##### Stored records
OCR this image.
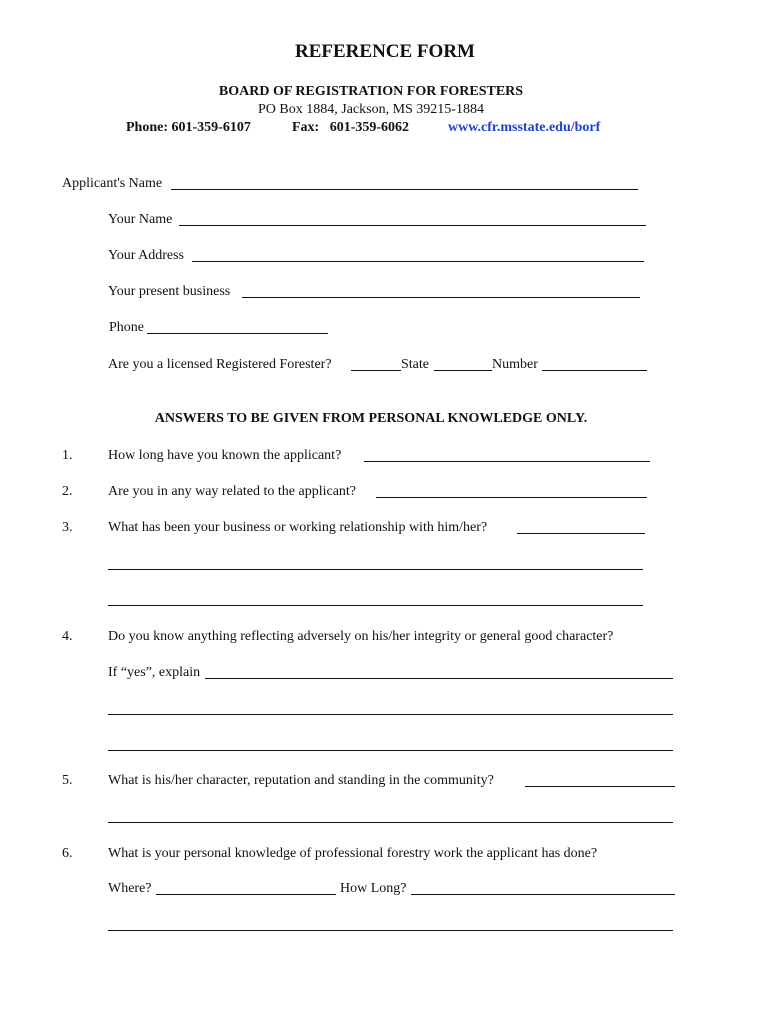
REFERENCE FORM
BOARD OF REGISTRATION FOR FORESTERS
PO Box 1884, Jackson, MS 39215-1884
Phone: 601-359-6107	Fax:   601-359-6062	www.cfr.msstate.edu/borf
Applicant's Name
Your Name
Your Address
Your present business
Phone
Are you a licensed Registered Forester?	State	Number
ANSWERS TO BE GIVEN FROM PERSONAL KNOWLEDGE ONLY.
1.	How long have you known the applicant?
2.	Are you in any way related to the applicant?
3.	What has been your business or working relationship with him/her?
4.	Do you know anything reflecting adversely on his/her integrity or general good character?
If “yes”, explain
5.	What is his/her character, reputation and standing in the community?
6.	What is your personal knowledge of professional forestry work the applicant has done?
Where?	How Long?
##########
Aim
Write the full listing out again with every line unchanged, but include no pictures.

Result of the task
OCR this image.
REFERENCE FORM
BOARD OF REGISTRATION FOR FORESTERS
PO Box 1884, Jackson, MS 39215-1884
Phone: 601-359-6107	Fax:   601-359-6062	www.cfr.msstate.edu/borf
Applicant's Name
Your Name
Your Address
Your present business
Phone
Are you a licensed Registered Forester?	State	Number
ANSWERS TO BE GIVEN FROM PERSONAL KNOWLEDGE ONLY.
1.	How long have you known the applicant?
2.	Are you in any way related to the applicant?
3.	What has been your business or working relationship with him/her?
4.	Do you know anything reflecting adversely on his/her integrity or general good character?
If “yes”, explain
5.	What is his/her character, reputation and standing in the community?
6.	What is your personal knowledge of professional forestry work the applicant has done?
Where?	How Long?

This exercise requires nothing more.